**Exercise:** From the line that includes "Serialize everything readable" to the last line of the records that follow, copy every line exactly and nothing more, omitting pictures.

**Data provided:**
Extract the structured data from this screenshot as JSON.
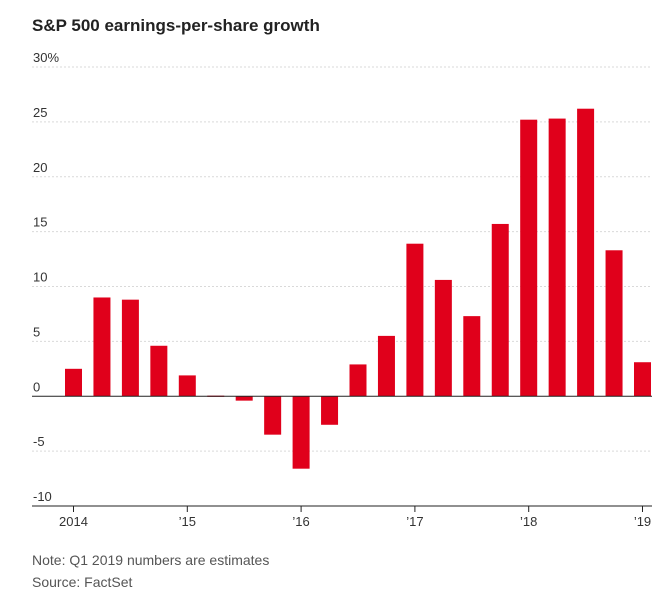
{
  "chart_data": {
    "type": "bar",
    "title": "S&P 500 earnings-per-share growth",
    "xlabel": "",
    "ylabel": "",
    "ylim": [
      -10,
      30
    ],
    "y_ticks": [
      {
        "value": 30,
        "label": "30%"
      },
      {
        "value": 25,
        "label": "25"
      },
      {
        "value": 20,
        "label": "20"
      },
      {
        "value": 15,
        "label": "15"
      },
      {
        "value": 10,
        "label": "10"
      },
      {
        "value": 5,
        "label": "5"
      },
      {
        "value": 0,
        "label": "0"
      },
      {
        "value": -5,
        "label": "-5"
      },
      {
        "value": -10,
        "label": "-10"
      }
    ],
    "x_ticks": [
      {
        "index": 0,
        "label": "2014"
      },
      {
        "index": 4,
        "label": "’15"
      },
      {
        "index": 8,
        "label": "’16"
      },
      {
        "index": 12,
        "label": "’17"
      },
      {
        "index": 16,
        "label": "’18"
      },
      {
        "index": 20,
        "label": "’19"
      }
    ],
    "values": [
      2.5,
      9.0,
      8.8,
      4.6,
      1.9,
      -0.1,
      -0.4,
      -3.5,
      -6.6,
      -2.6,
      2.9,
      5.5,
      13.9,
      10.6,
      7.3,
      15.7,
      25.2,
      25.3,
      26.2,
      13.3,
      3.1
    ],
    "bar_color": "#e0001b",
    "grid": true
  },
  "notes": {
    "note": "Note: Q1 2019 numbers are estimates",
    "source": "Source: FactSet"
  }
}
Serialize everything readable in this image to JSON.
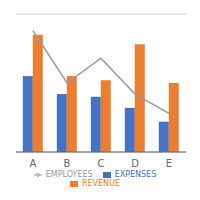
{
  "chart_data": {
    "type": "bar",
    "categories": [
      "A",
      "B",
      "C",
      "D",
      "E"
    ],
    "series": [
      {
        "name": "EXPENSES",
        "color": "#4472C4",
        "values": [
          55,
          42,
          40,
          32,
          22
        ]
      },
      {
        "name": "REVENUE",
        "color": "#ED7D31",
        "values": [
          85,
          55,
          52,
          78,
          50
        ]
      },
      {
        "name": "EMPLOYEES",
        "color": "#999999",
        "type": "line",
        "values": [
          88,
          50,
          68,
          42,
          28
        ]
      }
    ],
    "ylim": [
      0,
      100
    ],
    "yticks": [
      0,
      20,
      40,
      60,
      80,
      100
    ],
    "grid": true,
    "legend": "bottom",
    "tick_labels": "x"
  }
}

**Output of the task:**
Serialize everything readable in this image to JSON.
{
  "chart_data": {
    "type": "bar",
    "categories": [
      "A",
      "B",
      "C",
      "D",
      "E"
    ],
    "series": [
      {
        "name": "EXPENSES",
        "color": "#4472C4",
        "values": [
          55,
          42,
          40,
          32,
          22
        ]
      },
      {
        "name": "REVENUE",
        "color": "#ED7D31",
        "values": [
          85,
          55,
          52,
          78,
          50
        ]
      },
      {
        "name": "EMPLOYEES",
        "color": "#999999",
        "type": "line",
        "values": [
          88,
          50,
          68,
          42,
          28
        ]
      }
    ],
    "ylim": [
      0,
      100
    ],
    "yticks": [
      0,
      20,
      40,
      60,
      80,
      100
    ],
    "grid": true,
    "legend": "bottom",
    "tick_labels": "x"
  }
}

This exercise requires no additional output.